Filter the records below down to lines containing "that".

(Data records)
◆ ◆ ◆ ◆

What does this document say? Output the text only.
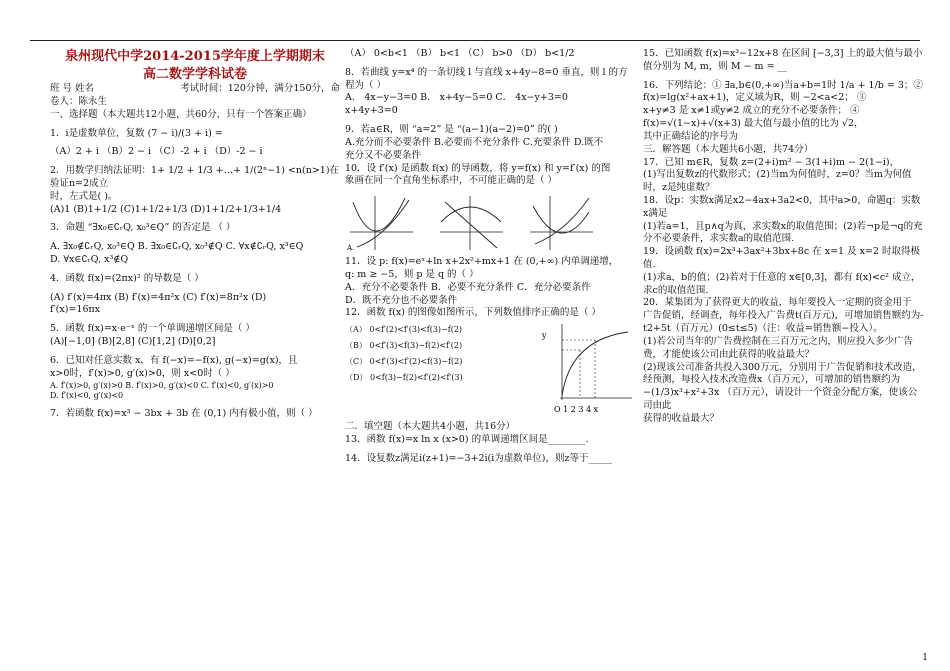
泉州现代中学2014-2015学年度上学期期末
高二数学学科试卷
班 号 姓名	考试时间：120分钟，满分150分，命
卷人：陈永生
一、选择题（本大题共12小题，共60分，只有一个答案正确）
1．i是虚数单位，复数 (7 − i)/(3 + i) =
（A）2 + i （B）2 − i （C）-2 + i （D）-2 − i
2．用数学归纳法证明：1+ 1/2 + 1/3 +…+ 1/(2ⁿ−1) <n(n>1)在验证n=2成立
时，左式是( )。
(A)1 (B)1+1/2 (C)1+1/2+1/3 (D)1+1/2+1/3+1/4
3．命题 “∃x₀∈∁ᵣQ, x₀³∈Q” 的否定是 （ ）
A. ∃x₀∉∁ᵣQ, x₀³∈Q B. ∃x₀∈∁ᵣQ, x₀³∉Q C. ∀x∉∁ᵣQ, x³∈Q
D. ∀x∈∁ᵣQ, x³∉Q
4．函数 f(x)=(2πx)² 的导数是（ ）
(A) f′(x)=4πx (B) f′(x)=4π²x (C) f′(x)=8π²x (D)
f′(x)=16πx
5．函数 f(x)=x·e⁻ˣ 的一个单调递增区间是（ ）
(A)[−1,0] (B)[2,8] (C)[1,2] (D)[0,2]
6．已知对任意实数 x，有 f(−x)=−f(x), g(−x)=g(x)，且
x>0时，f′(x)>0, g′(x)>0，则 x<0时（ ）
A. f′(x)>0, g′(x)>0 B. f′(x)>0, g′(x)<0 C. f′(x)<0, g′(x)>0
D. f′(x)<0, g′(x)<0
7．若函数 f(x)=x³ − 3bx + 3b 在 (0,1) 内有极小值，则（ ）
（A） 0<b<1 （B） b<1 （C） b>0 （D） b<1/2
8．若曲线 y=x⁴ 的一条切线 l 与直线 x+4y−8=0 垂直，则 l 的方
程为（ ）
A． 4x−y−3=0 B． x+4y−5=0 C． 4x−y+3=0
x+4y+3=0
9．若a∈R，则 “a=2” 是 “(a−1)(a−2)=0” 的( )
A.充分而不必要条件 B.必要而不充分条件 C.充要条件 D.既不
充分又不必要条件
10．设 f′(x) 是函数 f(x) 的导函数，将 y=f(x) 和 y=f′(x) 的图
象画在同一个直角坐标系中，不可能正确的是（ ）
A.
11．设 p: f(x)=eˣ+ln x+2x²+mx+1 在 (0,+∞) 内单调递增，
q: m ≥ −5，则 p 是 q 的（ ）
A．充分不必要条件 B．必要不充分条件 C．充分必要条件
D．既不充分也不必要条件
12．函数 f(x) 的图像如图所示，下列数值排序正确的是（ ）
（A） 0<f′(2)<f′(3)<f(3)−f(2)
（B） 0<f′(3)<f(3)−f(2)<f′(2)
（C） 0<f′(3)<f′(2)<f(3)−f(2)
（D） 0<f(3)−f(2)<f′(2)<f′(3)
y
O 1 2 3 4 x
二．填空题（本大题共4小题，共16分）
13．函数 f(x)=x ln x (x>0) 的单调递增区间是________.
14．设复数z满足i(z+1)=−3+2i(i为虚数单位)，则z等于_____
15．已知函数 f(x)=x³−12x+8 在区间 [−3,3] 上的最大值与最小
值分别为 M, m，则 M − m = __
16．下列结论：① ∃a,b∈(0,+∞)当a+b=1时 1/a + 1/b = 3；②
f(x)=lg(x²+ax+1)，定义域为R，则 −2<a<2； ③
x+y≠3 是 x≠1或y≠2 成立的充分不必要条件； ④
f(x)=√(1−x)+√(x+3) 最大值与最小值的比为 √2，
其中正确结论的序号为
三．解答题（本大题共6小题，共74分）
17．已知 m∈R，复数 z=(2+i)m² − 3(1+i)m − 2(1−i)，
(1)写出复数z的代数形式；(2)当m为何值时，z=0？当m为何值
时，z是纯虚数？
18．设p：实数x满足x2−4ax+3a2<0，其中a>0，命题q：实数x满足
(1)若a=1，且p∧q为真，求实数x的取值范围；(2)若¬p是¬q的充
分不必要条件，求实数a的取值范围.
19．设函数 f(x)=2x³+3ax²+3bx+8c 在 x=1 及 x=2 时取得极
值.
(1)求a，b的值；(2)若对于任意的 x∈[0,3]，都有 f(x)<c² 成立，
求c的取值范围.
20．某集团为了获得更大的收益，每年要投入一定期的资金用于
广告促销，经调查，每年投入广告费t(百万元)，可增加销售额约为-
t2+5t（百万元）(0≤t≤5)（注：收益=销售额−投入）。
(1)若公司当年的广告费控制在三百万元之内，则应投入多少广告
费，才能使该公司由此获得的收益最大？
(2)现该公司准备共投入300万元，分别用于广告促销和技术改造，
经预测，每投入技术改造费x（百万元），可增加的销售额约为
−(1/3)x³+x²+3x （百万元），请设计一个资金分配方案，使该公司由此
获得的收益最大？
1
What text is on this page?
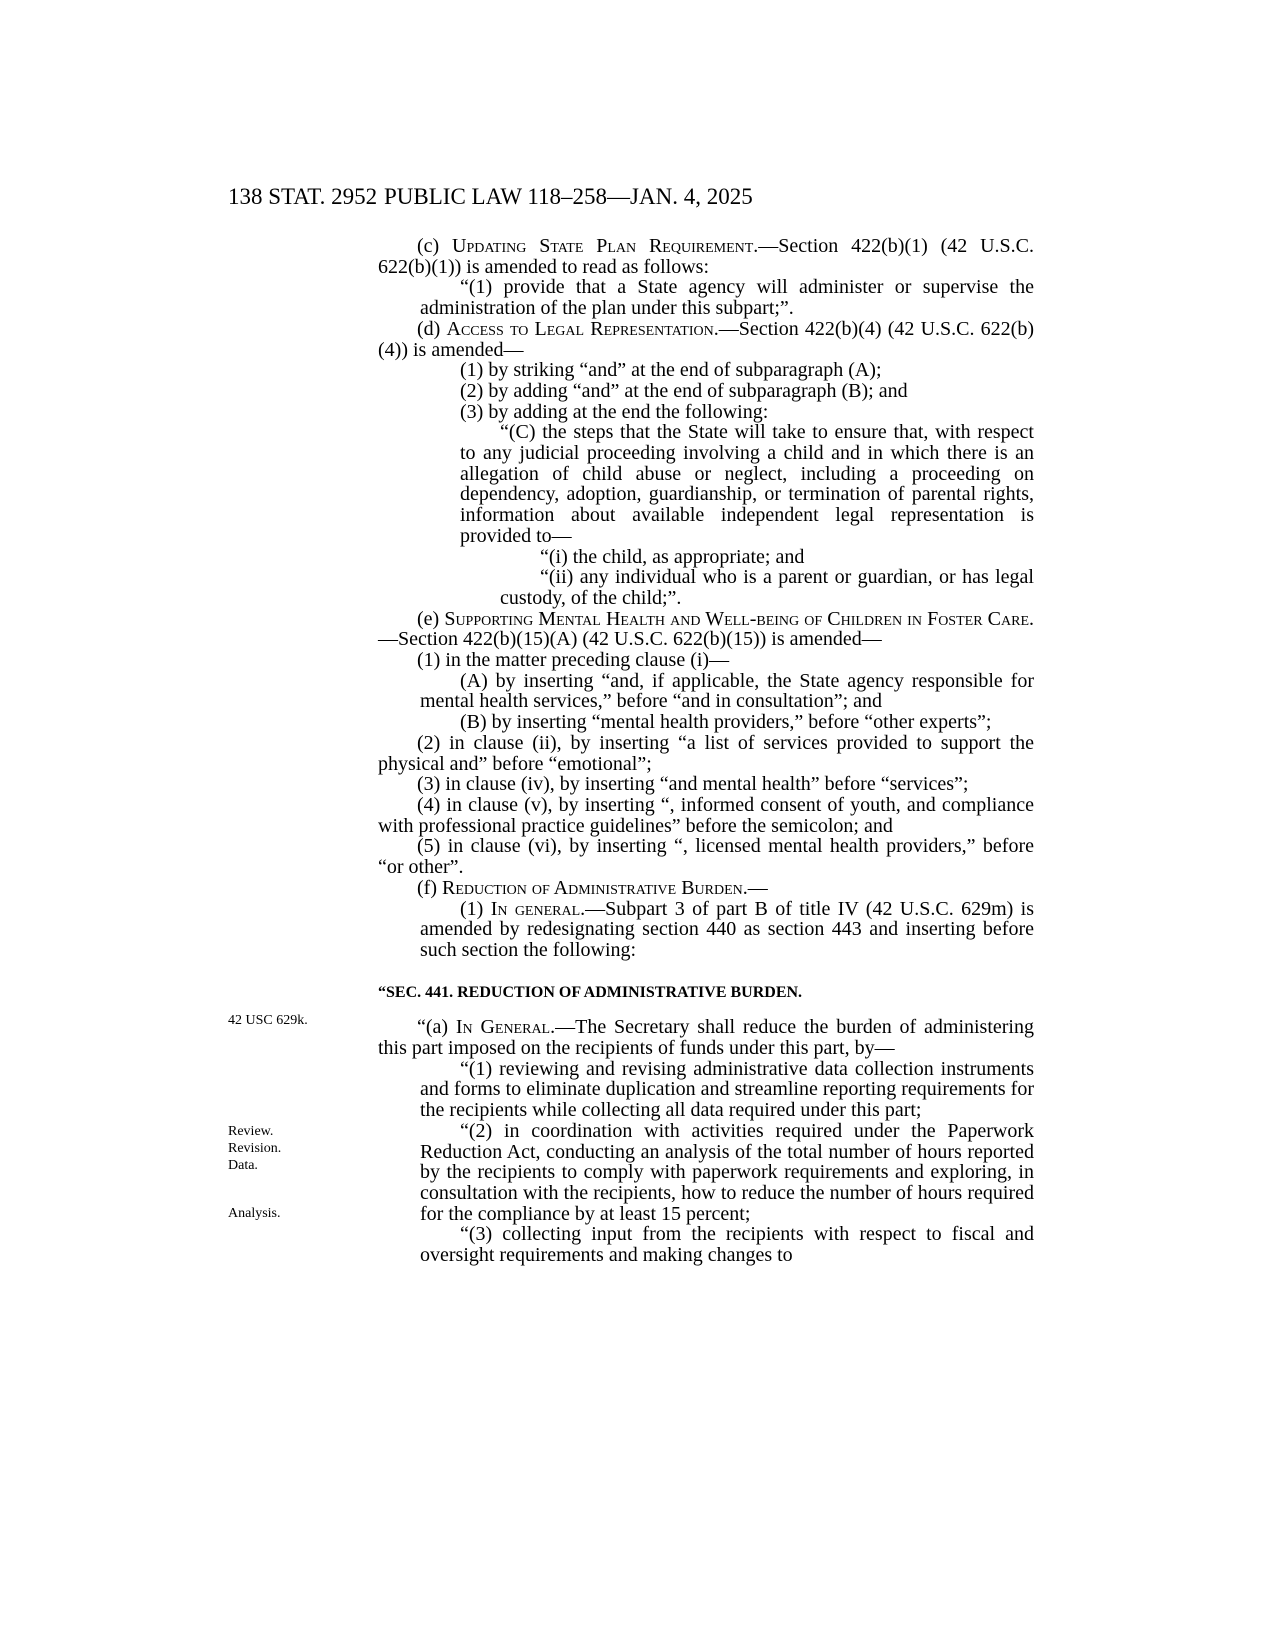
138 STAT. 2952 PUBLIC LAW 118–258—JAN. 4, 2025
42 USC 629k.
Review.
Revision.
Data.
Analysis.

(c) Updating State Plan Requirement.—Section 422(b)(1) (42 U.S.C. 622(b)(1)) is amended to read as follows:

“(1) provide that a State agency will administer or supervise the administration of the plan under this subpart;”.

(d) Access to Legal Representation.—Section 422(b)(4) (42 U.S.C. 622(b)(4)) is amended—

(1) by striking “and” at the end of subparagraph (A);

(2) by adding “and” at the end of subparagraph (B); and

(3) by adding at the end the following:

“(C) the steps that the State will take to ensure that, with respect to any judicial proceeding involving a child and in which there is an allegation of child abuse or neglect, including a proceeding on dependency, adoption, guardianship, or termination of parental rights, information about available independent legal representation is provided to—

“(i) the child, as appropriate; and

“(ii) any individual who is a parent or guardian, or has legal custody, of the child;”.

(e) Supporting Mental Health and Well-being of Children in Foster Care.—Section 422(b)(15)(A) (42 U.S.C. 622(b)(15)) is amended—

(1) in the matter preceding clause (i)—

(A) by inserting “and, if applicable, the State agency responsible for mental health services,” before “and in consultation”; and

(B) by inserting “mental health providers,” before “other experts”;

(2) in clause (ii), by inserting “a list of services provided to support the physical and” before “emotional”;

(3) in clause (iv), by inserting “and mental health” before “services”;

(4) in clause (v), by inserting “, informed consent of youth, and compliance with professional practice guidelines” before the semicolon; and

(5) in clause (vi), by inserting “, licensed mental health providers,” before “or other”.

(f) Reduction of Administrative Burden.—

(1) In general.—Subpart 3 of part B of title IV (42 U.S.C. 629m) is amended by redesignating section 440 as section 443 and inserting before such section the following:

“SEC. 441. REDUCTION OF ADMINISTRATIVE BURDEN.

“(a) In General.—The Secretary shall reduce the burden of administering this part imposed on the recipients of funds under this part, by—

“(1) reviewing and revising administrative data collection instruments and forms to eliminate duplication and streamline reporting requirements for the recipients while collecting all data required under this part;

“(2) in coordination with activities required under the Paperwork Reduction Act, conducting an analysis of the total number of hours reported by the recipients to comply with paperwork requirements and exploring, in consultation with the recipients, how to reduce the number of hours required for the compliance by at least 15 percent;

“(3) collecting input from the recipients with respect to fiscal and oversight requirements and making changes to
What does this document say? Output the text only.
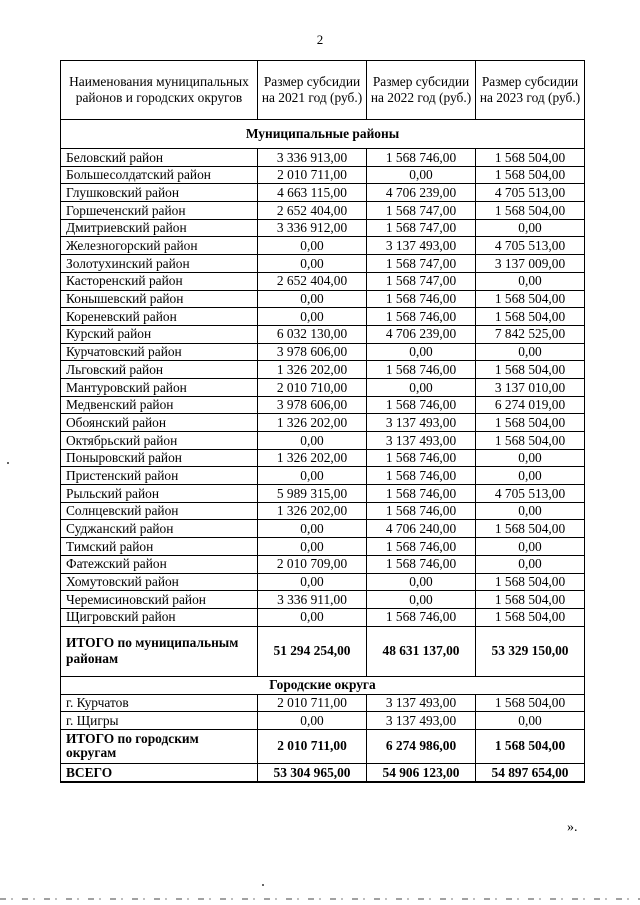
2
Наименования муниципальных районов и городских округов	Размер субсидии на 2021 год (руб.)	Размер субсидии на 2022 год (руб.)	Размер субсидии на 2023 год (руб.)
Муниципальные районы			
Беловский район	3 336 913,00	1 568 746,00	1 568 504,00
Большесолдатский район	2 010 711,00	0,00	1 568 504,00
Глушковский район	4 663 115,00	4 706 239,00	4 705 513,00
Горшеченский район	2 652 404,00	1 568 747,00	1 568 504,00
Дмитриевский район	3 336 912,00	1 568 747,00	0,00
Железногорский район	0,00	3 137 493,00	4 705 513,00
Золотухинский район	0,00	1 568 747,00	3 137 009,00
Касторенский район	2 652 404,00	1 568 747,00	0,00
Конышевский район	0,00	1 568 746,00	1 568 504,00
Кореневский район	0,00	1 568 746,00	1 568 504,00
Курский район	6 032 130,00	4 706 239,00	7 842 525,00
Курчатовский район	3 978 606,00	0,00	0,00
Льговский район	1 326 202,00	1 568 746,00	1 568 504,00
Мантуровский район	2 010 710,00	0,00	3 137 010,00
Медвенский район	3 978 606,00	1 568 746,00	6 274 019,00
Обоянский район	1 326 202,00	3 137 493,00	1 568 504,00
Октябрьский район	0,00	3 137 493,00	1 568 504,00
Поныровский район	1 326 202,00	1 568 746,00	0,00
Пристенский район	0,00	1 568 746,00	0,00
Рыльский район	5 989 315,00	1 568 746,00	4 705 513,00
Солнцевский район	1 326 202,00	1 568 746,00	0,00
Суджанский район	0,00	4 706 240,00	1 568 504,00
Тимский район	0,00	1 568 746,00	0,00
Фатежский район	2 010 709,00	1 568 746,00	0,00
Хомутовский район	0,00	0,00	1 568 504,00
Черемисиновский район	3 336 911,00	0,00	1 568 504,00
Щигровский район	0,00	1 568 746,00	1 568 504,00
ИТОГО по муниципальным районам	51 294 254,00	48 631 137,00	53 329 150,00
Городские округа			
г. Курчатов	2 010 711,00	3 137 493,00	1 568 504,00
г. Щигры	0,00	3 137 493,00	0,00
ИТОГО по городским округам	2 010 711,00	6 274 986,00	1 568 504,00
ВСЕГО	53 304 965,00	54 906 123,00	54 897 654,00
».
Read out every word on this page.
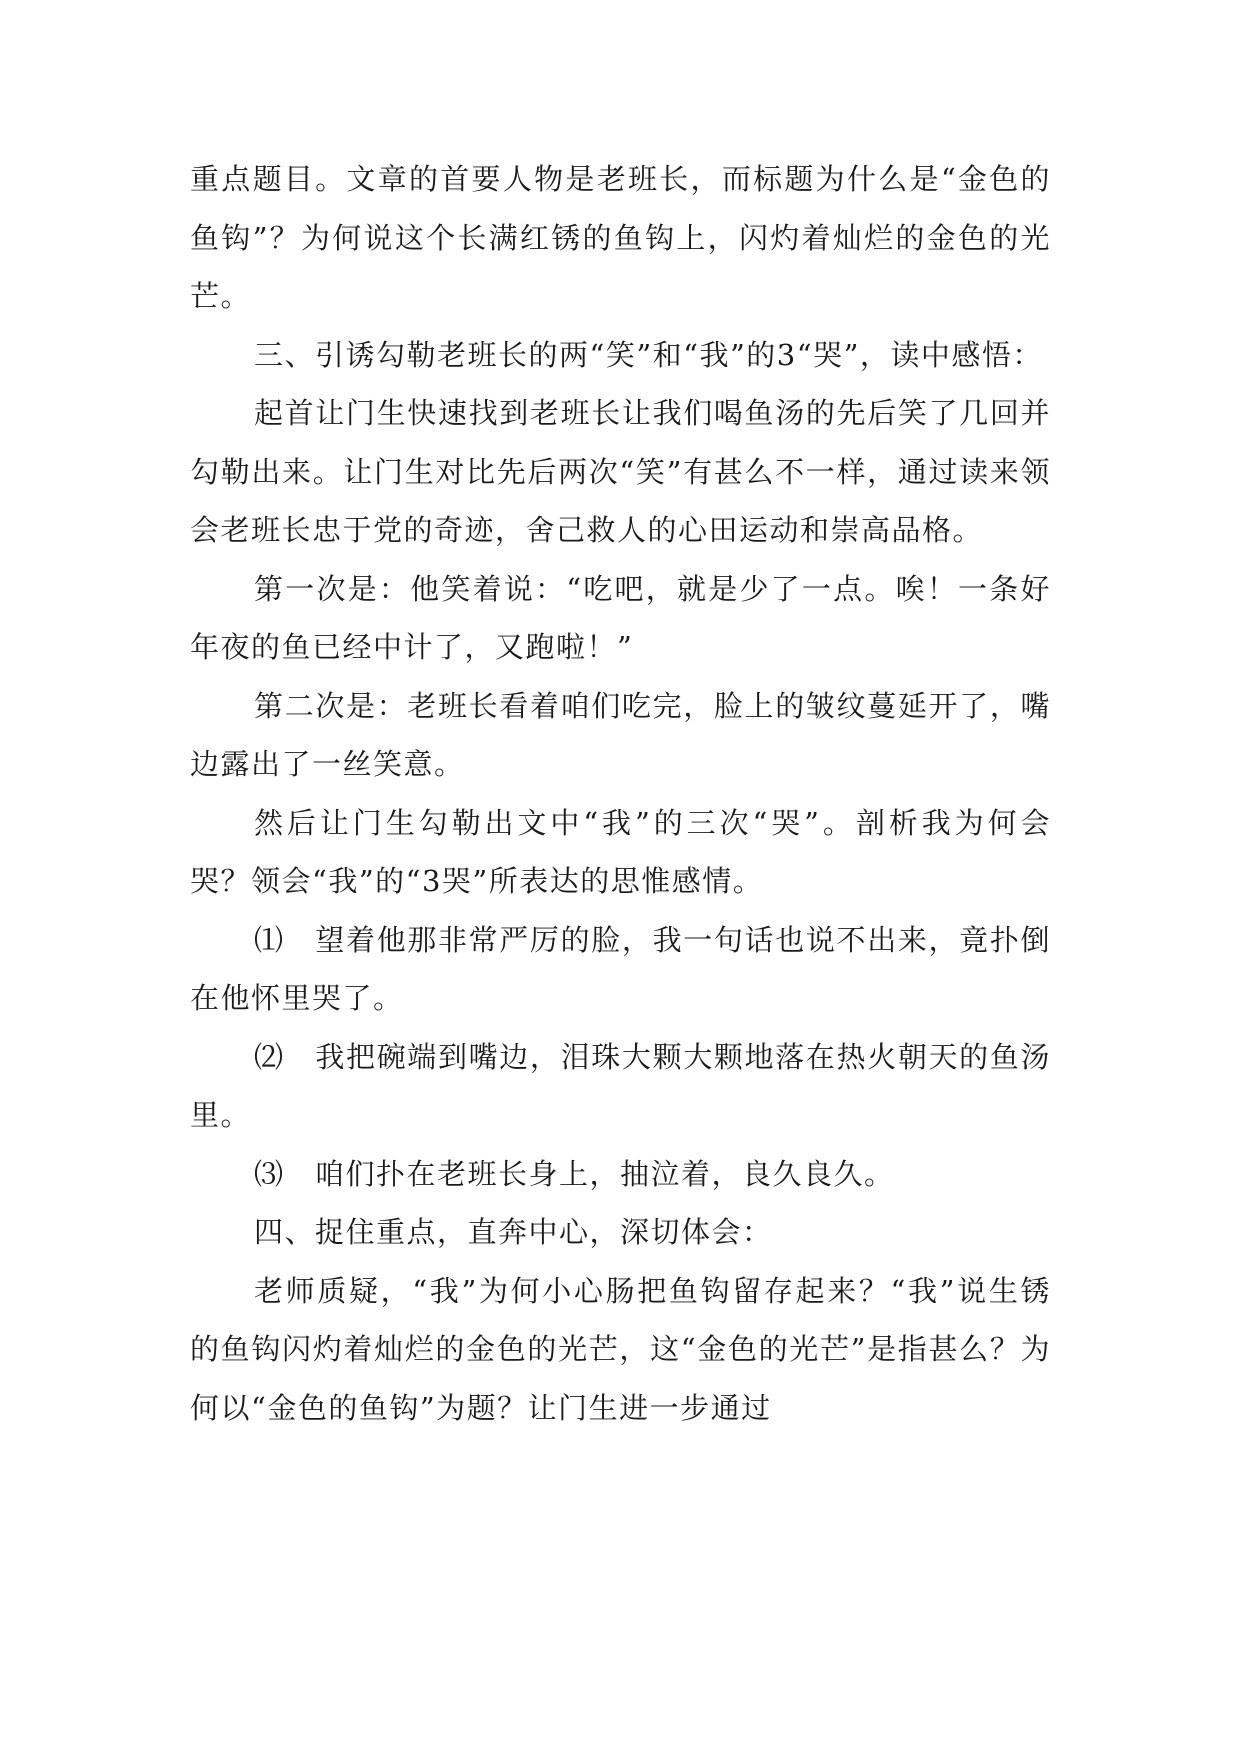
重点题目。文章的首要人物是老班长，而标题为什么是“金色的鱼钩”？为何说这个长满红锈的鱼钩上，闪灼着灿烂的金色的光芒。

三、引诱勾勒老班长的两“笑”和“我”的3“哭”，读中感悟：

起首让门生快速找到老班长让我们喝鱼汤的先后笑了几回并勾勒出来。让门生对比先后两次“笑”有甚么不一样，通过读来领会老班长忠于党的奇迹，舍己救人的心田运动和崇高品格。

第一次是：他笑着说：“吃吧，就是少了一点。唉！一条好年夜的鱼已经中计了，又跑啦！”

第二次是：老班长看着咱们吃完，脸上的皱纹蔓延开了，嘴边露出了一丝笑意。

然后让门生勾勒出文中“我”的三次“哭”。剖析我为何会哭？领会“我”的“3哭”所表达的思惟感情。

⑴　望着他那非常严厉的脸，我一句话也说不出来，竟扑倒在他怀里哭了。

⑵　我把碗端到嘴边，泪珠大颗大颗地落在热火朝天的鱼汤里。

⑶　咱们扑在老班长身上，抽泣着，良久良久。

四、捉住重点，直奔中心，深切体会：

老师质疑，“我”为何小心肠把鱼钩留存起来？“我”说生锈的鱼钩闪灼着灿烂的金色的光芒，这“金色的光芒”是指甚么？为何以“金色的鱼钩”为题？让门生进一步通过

◆ ◆ ◆ ◆

→ **Answer to the task**
“(1) provide that a State agency will administer or supervise the administration of the plan under this subpart;”.
“(C) the steps that the State will take to ensure that, with respect to any judicial proceeding involving a child and in which there is an allegation of child abuse or neglect, including a proceeding on dependency, adoption, guardianship, or termination of parental rights, information about available independent legal representation is provided to—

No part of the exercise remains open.